■ Written request:
Go through the material below and report how many lines contain "copy". Give only the number.

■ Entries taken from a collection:
━━━━
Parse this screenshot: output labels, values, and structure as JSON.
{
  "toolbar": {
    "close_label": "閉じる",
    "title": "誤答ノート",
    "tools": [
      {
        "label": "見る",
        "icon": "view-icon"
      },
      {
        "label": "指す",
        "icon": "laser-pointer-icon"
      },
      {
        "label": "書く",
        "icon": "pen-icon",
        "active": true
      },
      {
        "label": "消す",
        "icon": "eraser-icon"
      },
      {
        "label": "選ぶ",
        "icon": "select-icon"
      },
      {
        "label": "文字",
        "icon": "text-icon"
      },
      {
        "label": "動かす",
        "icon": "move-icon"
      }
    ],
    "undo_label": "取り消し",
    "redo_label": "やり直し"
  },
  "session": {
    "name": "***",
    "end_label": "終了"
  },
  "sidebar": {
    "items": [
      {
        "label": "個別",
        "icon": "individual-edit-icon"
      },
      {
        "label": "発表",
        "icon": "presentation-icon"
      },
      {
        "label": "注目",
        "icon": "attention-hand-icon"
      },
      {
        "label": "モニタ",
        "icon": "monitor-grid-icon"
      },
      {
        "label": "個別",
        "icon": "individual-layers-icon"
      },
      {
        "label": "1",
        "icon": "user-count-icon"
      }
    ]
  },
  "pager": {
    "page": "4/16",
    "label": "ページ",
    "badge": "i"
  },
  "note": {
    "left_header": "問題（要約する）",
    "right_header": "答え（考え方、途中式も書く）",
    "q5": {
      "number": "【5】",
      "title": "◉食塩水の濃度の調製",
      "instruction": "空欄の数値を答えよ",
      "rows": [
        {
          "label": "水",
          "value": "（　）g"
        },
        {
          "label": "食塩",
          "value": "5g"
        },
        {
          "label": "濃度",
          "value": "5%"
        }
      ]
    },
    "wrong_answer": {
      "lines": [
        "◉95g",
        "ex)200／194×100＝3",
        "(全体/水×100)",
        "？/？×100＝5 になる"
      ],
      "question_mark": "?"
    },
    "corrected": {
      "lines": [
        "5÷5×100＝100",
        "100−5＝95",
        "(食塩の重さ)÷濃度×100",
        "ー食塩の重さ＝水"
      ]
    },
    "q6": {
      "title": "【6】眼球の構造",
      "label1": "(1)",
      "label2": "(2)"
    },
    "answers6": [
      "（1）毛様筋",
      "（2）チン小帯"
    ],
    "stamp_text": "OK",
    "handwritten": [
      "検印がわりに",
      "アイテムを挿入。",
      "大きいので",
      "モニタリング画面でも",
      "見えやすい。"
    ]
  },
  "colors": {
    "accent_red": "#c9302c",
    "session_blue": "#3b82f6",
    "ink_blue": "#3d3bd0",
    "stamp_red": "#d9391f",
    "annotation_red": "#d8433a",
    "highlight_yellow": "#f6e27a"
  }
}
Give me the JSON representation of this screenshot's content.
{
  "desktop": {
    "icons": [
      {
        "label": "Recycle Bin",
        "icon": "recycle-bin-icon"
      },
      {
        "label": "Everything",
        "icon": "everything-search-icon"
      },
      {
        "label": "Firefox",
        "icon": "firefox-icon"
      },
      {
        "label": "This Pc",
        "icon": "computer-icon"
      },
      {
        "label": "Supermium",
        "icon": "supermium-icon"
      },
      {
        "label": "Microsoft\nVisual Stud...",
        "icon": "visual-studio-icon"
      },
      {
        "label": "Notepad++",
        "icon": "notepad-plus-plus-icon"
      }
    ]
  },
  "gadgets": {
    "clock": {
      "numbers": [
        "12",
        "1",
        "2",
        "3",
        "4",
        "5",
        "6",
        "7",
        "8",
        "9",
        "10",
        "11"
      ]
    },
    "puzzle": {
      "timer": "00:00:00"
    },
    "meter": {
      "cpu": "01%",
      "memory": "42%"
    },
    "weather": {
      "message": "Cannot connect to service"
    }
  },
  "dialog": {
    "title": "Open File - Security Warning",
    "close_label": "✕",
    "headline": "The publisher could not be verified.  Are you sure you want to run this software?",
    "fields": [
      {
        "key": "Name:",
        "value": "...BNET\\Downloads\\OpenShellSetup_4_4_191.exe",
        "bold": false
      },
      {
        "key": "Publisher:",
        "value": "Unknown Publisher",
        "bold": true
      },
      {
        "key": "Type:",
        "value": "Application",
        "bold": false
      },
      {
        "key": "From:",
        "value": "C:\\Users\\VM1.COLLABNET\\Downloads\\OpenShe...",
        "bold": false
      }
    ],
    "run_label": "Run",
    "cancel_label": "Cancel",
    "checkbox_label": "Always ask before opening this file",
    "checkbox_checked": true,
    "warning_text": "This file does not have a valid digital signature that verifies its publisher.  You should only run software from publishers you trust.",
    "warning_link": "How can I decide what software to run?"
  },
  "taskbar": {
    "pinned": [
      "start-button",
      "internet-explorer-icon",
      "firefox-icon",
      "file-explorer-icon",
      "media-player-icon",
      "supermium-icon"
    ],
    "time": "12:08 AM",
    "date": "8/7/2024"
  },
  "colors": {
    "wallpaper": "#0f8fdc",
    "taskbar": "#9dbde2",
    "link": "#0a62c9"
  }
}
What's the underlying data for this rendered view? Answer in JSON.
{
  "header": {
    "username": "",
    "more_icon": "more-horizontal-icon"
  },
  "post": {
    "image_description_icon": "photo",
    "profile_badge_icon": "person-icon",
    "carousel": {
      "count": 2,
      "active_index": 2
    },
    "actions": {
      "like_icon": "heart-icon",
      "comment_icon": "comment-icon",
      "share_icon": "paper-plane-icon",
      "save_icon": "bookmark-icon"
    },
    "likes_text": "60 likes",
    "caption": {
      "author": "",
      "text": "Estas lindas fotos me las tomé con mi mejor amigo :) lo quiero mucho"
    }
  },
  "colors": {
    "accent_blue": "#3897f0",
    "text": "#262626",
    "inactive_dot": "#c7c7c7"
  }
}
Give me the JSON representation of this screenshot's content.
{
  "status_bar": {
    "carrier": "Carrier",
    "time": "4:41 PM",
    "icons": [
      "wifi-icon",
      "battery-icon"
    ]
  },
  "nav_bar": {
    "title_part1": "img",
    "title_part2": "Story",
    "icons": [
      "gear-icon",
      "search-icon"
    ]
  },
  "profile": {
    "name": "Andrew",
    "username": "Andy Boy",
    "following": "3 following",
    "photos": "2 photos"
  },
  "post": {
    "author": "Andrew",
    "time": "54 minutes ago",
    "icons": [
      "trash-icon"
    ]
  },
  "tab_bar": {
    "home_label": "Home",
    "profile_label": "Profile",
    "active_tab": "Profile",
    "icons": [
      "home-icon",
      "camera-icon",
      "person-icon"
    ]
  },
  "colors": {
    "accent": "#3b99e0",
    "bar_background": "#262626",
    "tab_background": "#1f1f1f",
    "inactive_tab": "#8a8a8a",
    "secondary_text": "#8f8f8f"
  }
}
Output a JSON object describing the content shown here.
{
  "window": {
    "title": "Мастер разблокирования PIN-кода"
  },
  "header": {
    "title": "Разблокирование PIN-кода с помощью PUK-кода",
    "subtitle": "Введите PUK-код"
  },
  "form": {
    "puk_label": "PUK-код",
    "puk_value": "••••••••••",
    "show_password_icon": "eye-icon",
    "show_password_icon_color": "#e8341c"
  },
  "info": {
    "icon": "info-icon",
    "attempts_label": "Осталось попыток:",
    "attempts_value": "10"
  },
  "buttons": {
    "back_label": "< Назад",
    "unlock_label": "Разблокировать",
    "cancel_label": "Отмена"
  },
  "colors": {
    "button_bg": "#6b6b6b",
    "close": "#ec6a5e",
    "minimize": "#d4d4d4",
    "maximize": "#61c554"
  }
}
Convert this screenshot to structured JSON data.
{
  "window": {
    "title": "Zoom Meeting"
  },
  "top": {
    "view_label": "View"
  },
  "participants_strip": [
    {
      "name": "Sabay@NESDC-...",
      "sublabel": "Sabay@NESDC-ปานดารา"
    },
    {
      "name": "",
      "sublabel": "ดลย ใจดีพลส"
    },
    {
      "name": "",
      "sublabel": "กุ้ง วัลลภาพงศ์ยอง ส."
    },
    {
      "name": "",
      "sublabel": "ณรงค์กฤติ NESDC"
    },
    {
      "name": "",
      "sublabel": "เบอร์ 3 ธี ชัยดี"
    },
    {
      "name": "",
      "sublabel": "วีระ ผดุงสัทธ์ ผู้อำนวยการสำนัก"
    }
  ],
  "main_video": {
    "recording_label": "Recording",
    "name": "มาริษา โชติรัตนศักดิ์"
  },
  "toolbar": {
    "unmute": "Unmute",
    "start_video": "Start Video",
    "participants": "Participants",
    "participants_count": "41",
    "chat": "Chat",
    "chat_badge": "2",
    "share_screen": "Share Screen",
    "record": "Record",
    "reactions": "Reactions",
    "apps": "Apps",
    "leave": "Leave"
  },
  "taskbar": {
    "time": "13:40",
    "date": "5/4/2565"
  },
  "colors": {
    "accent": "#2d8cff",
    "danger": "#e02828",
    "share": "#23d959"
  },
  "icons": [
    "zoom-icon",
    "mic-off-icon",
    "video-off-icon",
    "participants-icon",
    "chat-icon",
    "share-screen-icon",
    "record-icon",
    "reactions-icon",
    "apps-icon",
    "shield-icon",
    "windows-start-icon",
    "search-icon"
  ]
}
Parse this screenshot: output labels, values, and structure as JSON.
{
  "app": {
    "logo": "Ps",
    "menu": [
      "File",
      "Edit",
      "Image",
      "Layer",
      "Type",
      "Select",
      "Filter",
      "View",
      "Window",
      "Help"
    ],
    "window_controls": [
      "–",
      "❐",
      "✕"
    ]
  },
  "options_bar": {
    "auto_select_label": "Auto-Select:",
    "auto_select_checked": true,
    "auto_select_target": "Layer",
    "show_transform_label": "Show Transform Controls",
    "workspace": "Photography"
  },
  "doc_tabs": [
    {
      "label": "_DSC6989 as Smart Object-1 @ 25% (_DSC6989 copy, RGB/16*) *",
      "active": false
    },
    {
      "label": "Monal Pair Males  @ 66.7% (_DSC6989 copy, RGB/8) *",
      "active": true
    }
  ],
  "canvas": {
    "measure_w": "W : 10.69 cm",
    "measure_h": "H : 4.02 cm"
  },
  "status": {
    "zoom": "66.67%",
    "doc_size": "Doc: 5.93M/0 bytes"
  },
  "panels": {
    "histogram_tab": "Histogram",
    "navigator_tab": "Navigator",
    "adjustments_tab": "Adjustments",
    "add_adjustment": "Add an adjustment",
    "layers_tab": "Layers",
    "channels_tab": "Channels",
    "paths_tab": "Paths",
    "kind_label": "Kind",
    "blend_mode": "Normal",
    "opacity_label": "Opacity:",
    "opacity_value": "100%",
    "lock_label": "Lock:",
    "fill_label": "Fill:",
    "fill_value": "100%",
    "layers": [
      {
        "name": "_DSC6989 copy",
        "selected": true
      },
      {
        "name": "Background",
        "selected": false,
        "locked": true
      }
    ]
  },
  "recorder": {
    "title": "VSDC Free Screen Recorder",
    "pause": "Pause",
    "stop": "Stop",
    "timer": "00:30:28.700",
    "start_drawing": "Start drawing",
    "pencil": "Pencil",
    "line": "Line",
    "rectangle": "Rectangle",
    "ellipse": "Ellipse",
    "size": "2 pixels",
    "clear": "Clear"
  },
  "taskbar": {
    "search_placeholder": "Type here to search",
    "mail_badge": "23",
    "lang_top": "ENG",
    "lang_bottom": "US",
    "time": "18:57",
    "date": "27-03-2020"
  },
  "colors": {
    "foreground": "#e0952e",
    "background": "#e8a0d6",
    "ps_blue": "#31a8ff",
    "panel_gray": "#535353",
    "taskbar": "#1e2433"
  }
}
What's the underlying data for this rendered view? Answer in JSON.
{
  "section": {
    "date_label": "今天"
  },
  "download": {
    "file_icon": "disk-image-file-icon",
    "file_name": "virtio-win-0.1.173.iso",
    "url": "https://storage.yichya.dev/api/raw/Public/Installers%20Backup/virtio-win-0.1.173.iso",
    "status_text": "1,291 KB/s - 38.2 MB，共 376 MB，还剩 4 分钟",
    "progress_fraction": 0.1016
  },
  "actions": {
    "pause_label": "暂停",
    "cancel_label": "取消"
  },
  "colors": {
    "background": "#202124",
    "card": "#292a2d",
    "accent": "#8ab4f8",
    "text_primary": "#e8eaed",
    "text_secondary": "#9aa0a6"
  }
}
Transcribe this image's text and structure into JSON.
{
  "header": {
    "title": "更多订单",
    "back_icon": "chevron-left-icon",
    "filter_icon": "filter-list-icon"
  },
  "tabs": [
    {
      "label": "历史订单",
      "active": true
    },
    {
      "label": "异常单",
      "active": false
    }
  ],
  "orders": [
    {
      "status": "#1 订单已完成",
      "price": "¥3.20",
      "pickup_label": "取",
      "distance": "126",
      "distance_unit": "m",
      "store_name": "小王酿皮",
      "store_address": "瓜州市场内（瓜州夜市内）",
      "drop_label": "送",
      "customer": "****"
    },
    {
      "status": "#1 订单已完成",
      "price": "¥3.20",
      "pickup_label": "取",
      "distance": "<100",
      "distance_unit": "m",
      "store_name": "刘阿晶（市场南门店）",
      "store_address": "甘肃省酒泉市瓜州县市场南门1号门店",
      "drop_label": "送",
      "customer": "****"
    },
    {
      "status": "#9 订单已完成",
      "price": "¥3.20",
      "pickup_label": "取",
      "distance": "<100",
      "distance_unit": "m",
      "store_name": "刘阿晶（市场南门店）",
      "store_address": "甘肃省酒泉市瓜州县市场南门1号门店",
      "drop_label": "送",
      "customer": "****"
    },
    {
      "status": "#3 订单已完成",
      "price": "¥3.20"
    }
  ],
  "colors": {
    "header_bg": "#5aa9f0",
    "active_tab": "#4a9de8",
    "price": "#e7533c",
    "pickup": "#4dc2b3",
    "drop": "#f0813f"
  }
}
━━━━
■ Exercise result:
3